§ What this task involves: How many lines of these entries hold the string "seines"? Reply with the number alone.

§ Rows:

********

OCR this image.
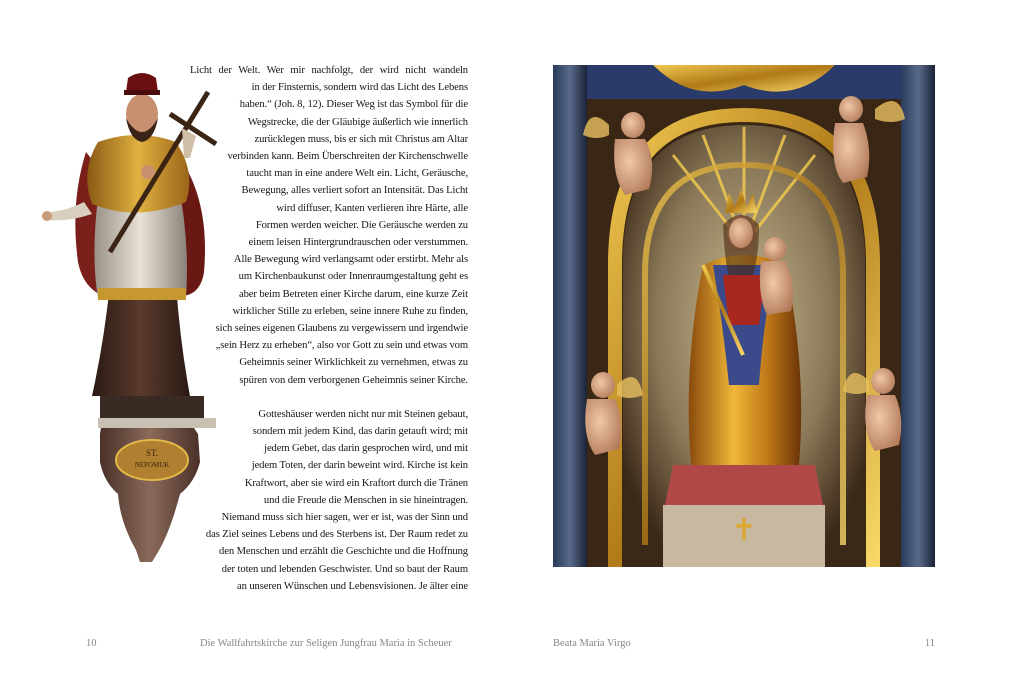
ST.
NEPOMUK
Licht der Welt. Wer mir nachfolgt, der wird nicht wandeln
in der Finsternis, sondern wird das Licht des Lebens
haben.“ (Joh. 8, 12). Dieser Weg ist das Symbol für die
Wegstrecke, die der Gläubige äußerlich wie innerlich
zurücklegen muss, bis er sich mit Christus am Altar
verbinden kann. Beim Überschreiten der Kirchenschwelle
taucht man in eine andere Welt ein. Licht, Geräusche,
Bewegung, alles verliert sofort an Intensität. Das Licht
wird diffuser, Kanten verlieren ihre Härte, alle
Formen werden weicher. Die Geräusche werden zu
einem leisen Hintergrundrauschen oder verstummen.
Alle Bewegung wird verlangsamt oder erstirbt. Mehr als
um Kirchenbaukunst oder Innenraumgestaltung geht es
aber beim Betreten einer Kirche darum, eine kurze Zeit
wirklicher Stille zu erleben, seine innere Ruhe zu finden,
sich seines eigenen Glaubens zu vergewissern und irgendwie
„sein Herz zu erheben“, also vor Gott zu sein und etwas vom
Geheimnis seiner Wirklichkeit zu vernehmen, etwas zu
spüren von dem verborgenen Geheimnis seiner Kirche.
Gotteshäuser werden nicht nur mit Steinen gebaut,
sondern mit jedem Kind, das darin getauft wird; mit
jedem Gebet, das darin gesprochen wird, und mit
jedem Toten, der darin beweint wird. Kirche ist kein
Kraftwort, aber sie wird ein Kraftort durch die Tränen
und die Freude die Menschen in sie hineintragen.
Niemand muss sich hier sagen, wer er ist, was der Sinn und
das Ziel seines Lebens und des Sterbens ist. Der Raum redet zu
den Menschen und erzählt die Geschichte und die Hoffnung
der toten und lebenden Geschwister. Und so baut der Raum
an unseren Wünschen und Lebensvisionen. Je älter eine
10	Die Wallfahrtskirche zur Seligen Jungfrau Maria in Scheuer
✝
Beata Maria Virgo	11
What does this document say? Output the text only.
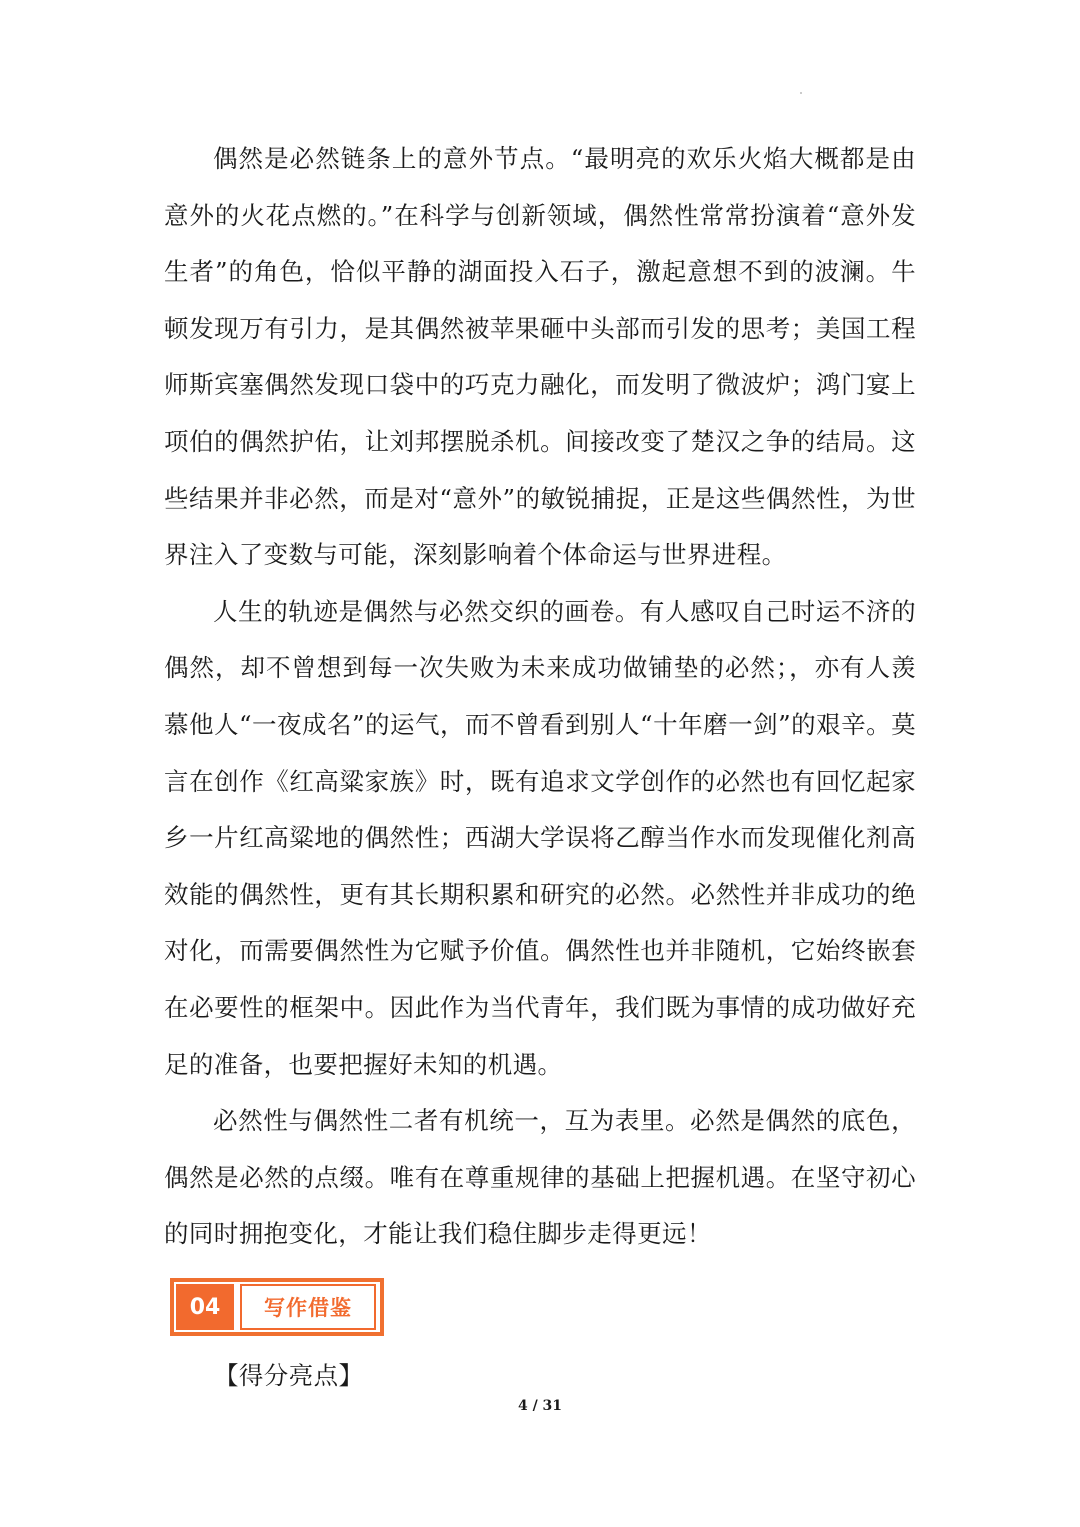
偶然是必然链条上的意外节点。“最明亮的欢乐火焰大概都是由意外的火花点燃的。”在科学与创新领域，偶然性常常扮演着“意外发生者”的角色，恰似平静的湖面投入石子，激起意想不到的波澜。牛顿发现万有引力，是其偶然被苹果砸中头部而引发的思考；美国工程师斯宾塞偶然发现口袋中的巧克力融化，而发明了微波炉；鸿门宴上项伯的偶然护佑，让刘邦摆脱杀机。间接改变了楚汉之争的结局。这些结果并非必然，而是对“意外”的敏锐捕捉，正是这些偶然性，为世界注入了变数与可能，深刻影响着个体命运与世界进程。

人生的轨迹是偶然与必然交织的画卷。有人感叹自己时运不济的偶然，却不曾想到每一次失败为未来成功做铺垫的必然；，亦有人羡慕他人“一夜成名”的运气，而不曾看到别人“十年磨一剑”的艰辛。莫言在创作《红高粱家族》时，既有追求文学创作的必然也有回忆起家乡一片红高粱地的偶然性；西湖大学误将乙醇当作水而发现催化剂高效能的偶然性，更有其长期积累和研究的必然。必然性并非成功的绝对化，而需要偶然性为它赋予价值。偶然性也并非随机，它始终嵌套在必要性的框架中。因此作为当代青年，我们既为事情的成功做好充足的准备，也要把握好未知的机遇。

必然性与偶然性二者有机统一，互为表里。必然是偶然的底色，偶然是必然的点缀。唯有在尊重规律的基础上把握机遇。在坚守初心的同时拥抱变化，才能让我们稳住脚步走得更远！

04	写作借鉴
【得分亮点】
4 / 31
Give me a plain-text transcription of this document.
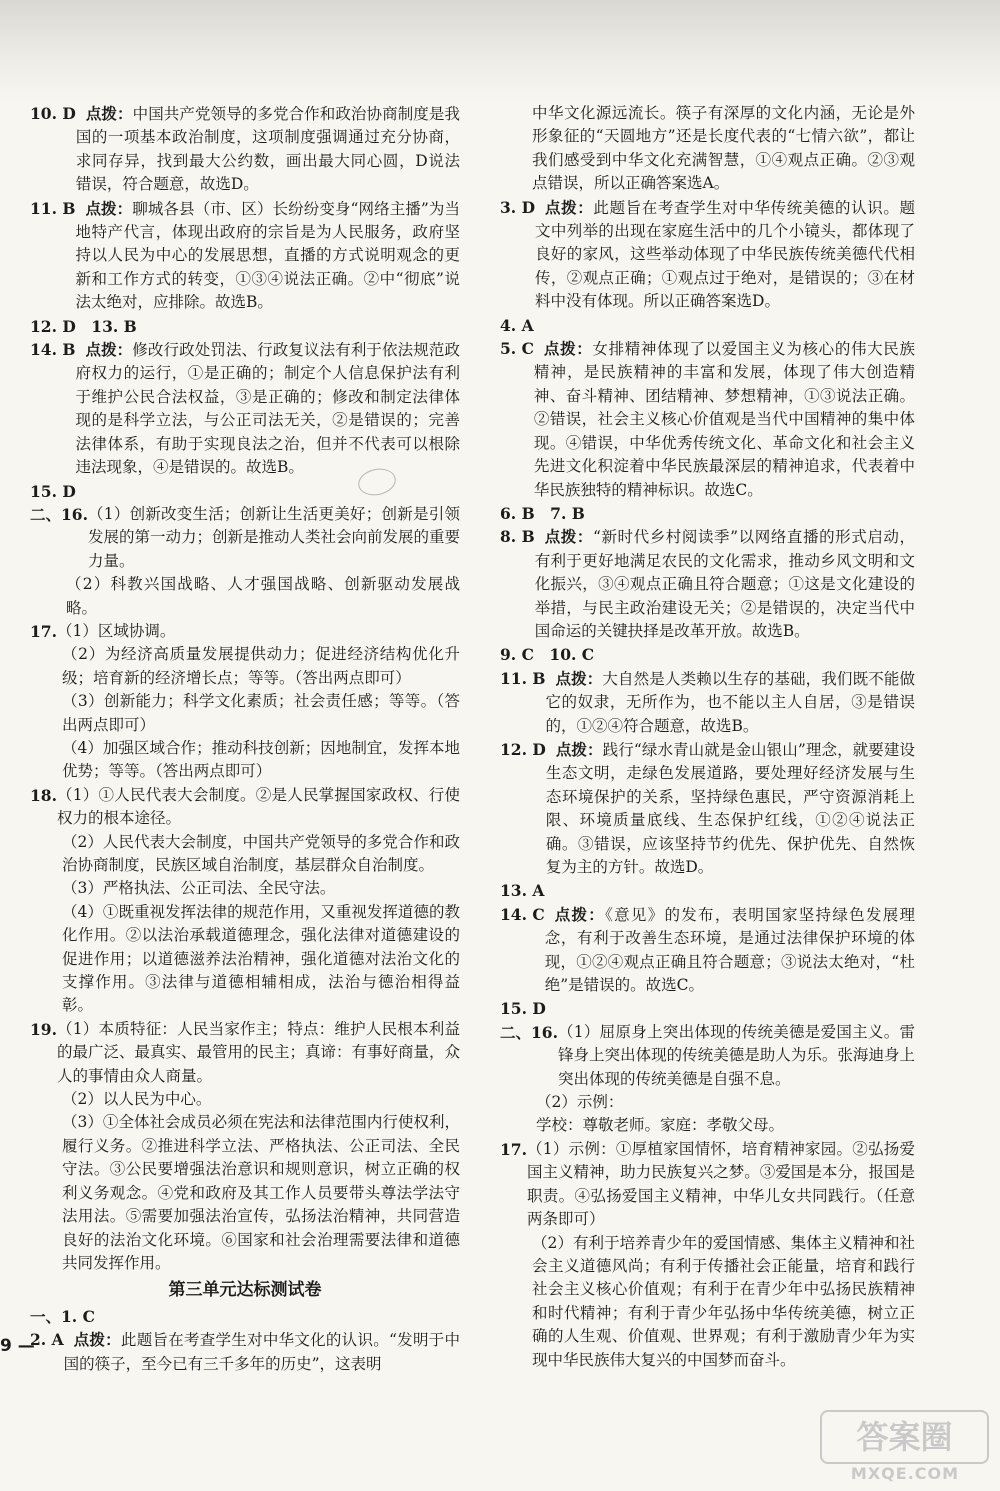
10. D 点拨：中国共产党领导的多党合作和政治协商制度是我国的一项基本政治制度，这项制度强调通过充分协商，求同存异，找到最大公约数，画出最大同心圆，D说法错误，符合题意，故选D。
11. B 点拨：聊城各县（市、区）长纷纷变身“网络主播”为当地特产代言，体现出政府的宗旨是为人民服务，政府坚持以人民为中心的发展思想，直播的方式说明观念的更新和工作方式的转变，①③④说法正确。②中“彻底”说法太绝对，应排除。故选B。
12. D　13. B
14. B 点拨：修改行政处罚法、行政复议法有利于依法规范政府权力的运行，①是正确的；制定个人信息保护法有利于维护公民合法权益，③是正确的；修改和制定法律体现的是科学立法，与公正司法无关，②是错误的；完善法律体系，有助于实现良法之治，但并不代表可以根除违法现象，④是错误的。故选B。
15. D
二、16. （1）创新改变生活；创新让生活更美好；创新是引领发展的第一动力；创新是推动人类社会向前发展的重要力量。
（2）科教兴国战略、人才强国战略、创新驱动发展战略。
17. （1）区域协调。
（2）为经济高质量发展提供动力；促进经济结构优化升级；培育新的经济增长点；等等。（答出两点即可）
（3）创新能力；科学文化素质；社会责任感；等等。（答出两点即可）
（4）加强区域合作；推动科技创新；因地制宜，发挥本地优势；等等。（答出两点即可）
18. （1）①人民代表大会制度。②是人民掌握国家政权、行使权力的根本途径。
（2）人民代表大会制度，中国共产党领导的多党合作和政治协商制度，民族区域自治制度，基层群众自治制度。
（3）严格执法、公正司法、全民守法。
（4）①既重视发挥法律的规范作用，又重视发挥道德的教化作用。②以法治承载道德理念，强化法律对道德建设的促进作用；以道德滋养法治精神，强化道德对法治文化的支撑作用。③法律与道德相辅相成，法治与德治相得益彰。
19. （1）本质特征：人民当家作主；特点：维护人民根本利益的最广泛、最真实、最管用的民主；真谛：有事好商量，众人的事情由众人商量。
（2）以人民为中心。
（3）①全体社会成员必须在宪法和法律范围内行使权利，履行义务。②推进科学立法、严格执法、公正司法、全民守法。③公民要增强法治意识和规则意识，树立正确的权利义务观念。④党和政府及其工作人员要带头尊法学法守法用法。⑤需要加强法治宣传，弘扬法治精神，共同营造良好的法治文化环境。⑥国家和社会治理需要法律和道德共同发挥作用。
第三单元达标测试卷
一、1. C
2. A 点拨：此题旨在考查学生对中华文化的认识。“发明于中国的筷子，至今已有三千多年的历史”，这表明
中华文化源远流长。筷子有深厚的文化内涵，无论是外形象征的“天圆地方”还是长度代表的“七情六欲”，都让我们感受到中华文化充满智慧，①④观点正确。②③观点错误，所以正确答案选A。
3. D 点拨：此题旨在考查学生对中华传统美德的认识。题文中列举的出现在家庭生活中的几个小镜头，都体现了良好的家风，这些举动体现了中华民族传统美德代代相传，②观点正确；①观点过于绝对，是错误的；③在材料中没有体现。所以正确答案选D。
4. A
5. C 点拨：女排精神体现了以爱国主义为核心的伟大民族精神，是民族精神的丰富和发展，体现了伟大创造精神、奋斗精神、团结精神、梦想精神，①③说法正确。②错误，社会主义核心价值观是当代中国精神的集中体现。④错误，中华优秀传统文化、革命文化和社会主义先进文化积淀着中华民族最深层的精神追求，代表着中华民族独特的精神标识。故选C。
6. B　7. B
8. B 点拨：“新时代乡村阅读季”以网络直播的形式启动，有利于更好地满足农民的文化需求，推动乡风文明和文化振兴，③④观点正确且符合题意；①这是文化建设的举措，与民主政治建设无关；②是错误的，决定当代中国命运的关键抉择是改革开放。故选B。
9. C　10. C
11. B 点拨：大自然是人类赖以生存的基础，我们既不能做它的奴隶，无所作为，也不能以主人自居，③是错误的，①②④符合题意，故选B。
12. D 点拨：践行“绿水青山就是金山银山”理念，就要建设生态文明，走绿色发展道路，要处理好经济发展与生态环境保护的关系，坚持绿色惠民，严守资源消耗上限、环境质量底线、生态保护红线，①②④说法正确。③错误，应该坚持节约优先、保护优先、自然恢复为主的方针。故选D。
13. A
14. C 点拨：《意见》的发布，表明国家坚持绿色发展理念，有利于改善生态环境，是通过法律保护环境的体现，①②④观点正确且符合题意；③说法太绝对，“杜绝”是错误的。故选C。
15. D
二、16. （1）屈原身上突出体现的传统美德是爱国主义。雷锋身上突出体现的传统美德是助人为乐。张海迪身上突出体现的传统美德是自强不息。
（2）示例：
学校：尊敬老师。家庭：孝敬父母。
17. （1）示例：①厚植家国情怀，培育精神家园。②弘扬爱国主义精神，助力民族复兴之梦。③爱国是本分，报国是职责。④弘扬爱国主义精神，中华儿女共同践行。（任意两条即可）
（2）有利于培养青少年的爱国情感、集体主义精神和社会主义道德风尚；有利于传播社会正能量，培育和践行社会主义核心价值观；有利于在青少年中弘扬民族精神和时代精神；有利于青少年弘扬中华传统美德，树立正确的人生观、价值观、世界观；有利于激励青少年为实现中华民族伟大复兴的中国梦而奋斗。
9 —
答案圈
MXQE.COM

********

§ Exercise solution: 2